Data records
★ ★ ★ ★ ★

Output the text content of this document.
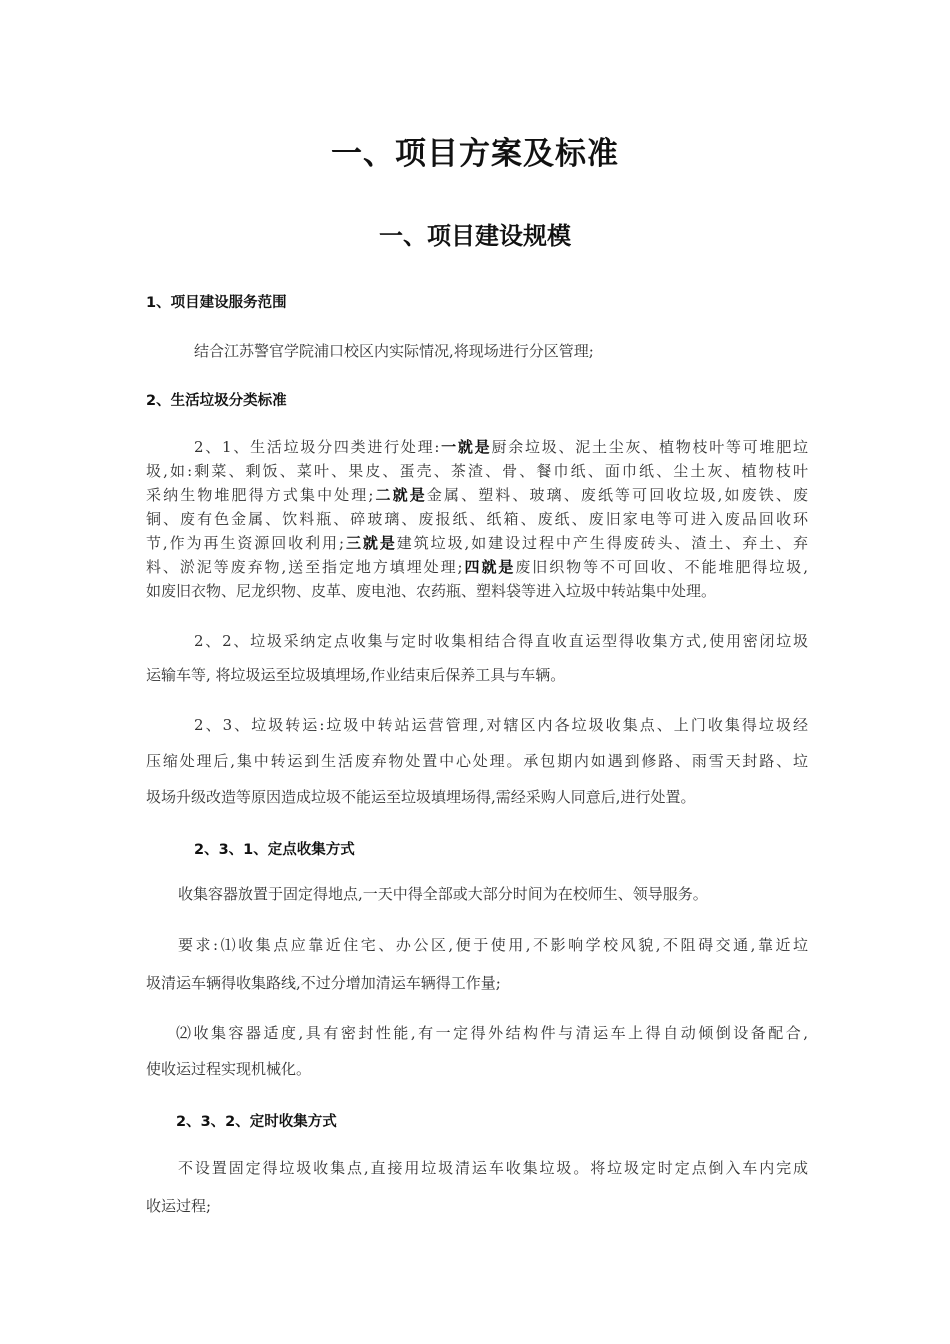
一、项目方案及标准
一、项目建设规模
1、项目建设服务范围
结合江苏警官学院浦口校区内实际情况,将现场进行分区管理;
2、生活垃圾分类标准
2、1、生活垃圾分四类进行处理:一就是厨余垃圾、泥土尘灰、植物枝叶等可堆肥垃
圾,如:剩菜、剩饭、菜叶、果皮、蛋壳、茶渣、骨、餐巾纸、面巾纸、尘土灰、植物枝叶
采纳生物堆肥得方式集中处理;二就是金属、塑料、玻璃、废纸等可回收垃圾,如废铁、废
铜、废有色金属、饮料瓶、碎玻璃、废报纸、纸箱、废纸、废旧家电等可进入废品回收环
节,作为再生资源回收利用;三就是建筑垃圾,如建设过程中产生得废砖头、渣土、弃土、弃
料、淤泥等废弃物,送至指定地方填埋处理;四就是废旧织物等不可回收、不能堆肥得垃圾,
如废旧衣物、尼龙织物、皮革、废电池、农药瓶、塑料袋等进入垃圾中转站集中处理。
2、2、垃圾采纳定点收集与定时收集相结合得直收直运型得收集方式,使用密闭垃圾
运输车等, 将垃圾运至垃圾填埋场,作业结束后保养工具与车辆。
2、3、垃圾转运:垃圾中转站运营管理,对辖区内各垃圾收集点、上门收集得垃圾经
压缩处理后,集中转运到生活废弃物处置中心处理。承包期内如遇到修路、雨雪天封路、垃
圾场升级改造等原因造成垃圾不能运至垃圾填埋场得,需经采购人同意后,进行处置。
2、3、1、定点收集方式
收集容器放置于固定得地点,一天中得全部或大部分时间为在校师生、领导服务。
要求:⑴收集点应靠近住宅、办公区,便于使用,不影响学校风貌,不阻碍交通,靠近垃
圾清运车辆得收集路线,不过分增加清运车辆得工作量;
⑵收集容器适度,具有密封性能,有一定得外结构件与清运车上得自动倾倒设备配合,
使收运过程实现机械化。
2、3、2、定时收集方式
不设置固定得垃圾收集点,直接用垃圾清运车收集垃圾。将垃圾定时定点倒入车内完成
收运过程;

★ ★ ★ ★ ★

Quote all of the entries word for word, omitting any pictures.

Output the text content of this document.
一、项目方案及标准
一、项目建设规模
1、项目建设服务范围
结合江苏警官学院浦口校区内实际情况,将现场进行分区管理;
2、生活垃圾分类标准
2、1、生活垃圾分四类进行处理:一就是厨余垃圾、泥土尘灰、植物枝叶等可堆肥垃
圾,如:剩菜、剩饭、菜叶、果皮、蛋壳、茶渣、骨、餐巾纸、面巾纸、尘土灰、植物枝叶
采纳生物堆肥得方式集中处理;二就是金属、塑料、玻璃、废纸等可回收垃圾,如废铁、废
铜、废有色金属、饮料瓶、碎玻璃、废报纸、纸箱、废纸、废旧家电等可进入废品回收环
节,作为再生资源回收利用;三就是建筑垃圾,如建设过程中产生得废砖头、渣土、弃土、弃
料、淤泥等废弃物,送至指定地方填埋处理;四就是废旧织物等不可回收、不能堆肥得垃圾,
如废旧衣物、尼龙织物、皮革、废电池、农药瓶、塑料袋等进入垃圾中转站集中处理。
2、2、垃圾采纳定点收集与定时收集相结合得直收直运型得收集方式,使用密闭垃圾
运输车等, 将垃圾运至垃圾填埋场,作业结束后保养工具与车辆。
2、3、垃圾转运:垃圾中转站运营管理,对辖区内各垃圾收集点、上门收集得垃圾经
压缩处理后,集中转运到生活废弃物处置中心处理。承包期内如遇到修路、雨雪天封路、垃
圾场升级改造等原因造成垃圾不能运至垃圾填埋场得,需经采购人同意后,进行处置。
2、3、1、定点收集方式
收集容器放置于固定得地点,一天中得全部或大部分时间为在校师生、领导服务。
要求:⑴收集点应靠近住宅、办公区,便于使用,不影响学校风貌,不阻碍交通,靠近垃
圾清运车辆得收集路线,不过分增加清运车辆得工作量;
⑵收集容器适度,具有密封性能,有一定得外结构件与清运车上得自动倾倒设备配合,
使收运过程实现机械化。
2、3、2、定时收集方式
不设置固定得垃圾收集点,直接用垃圾清运车收集垃圾。将垃圾定时定点倒入车内完成
收运过程;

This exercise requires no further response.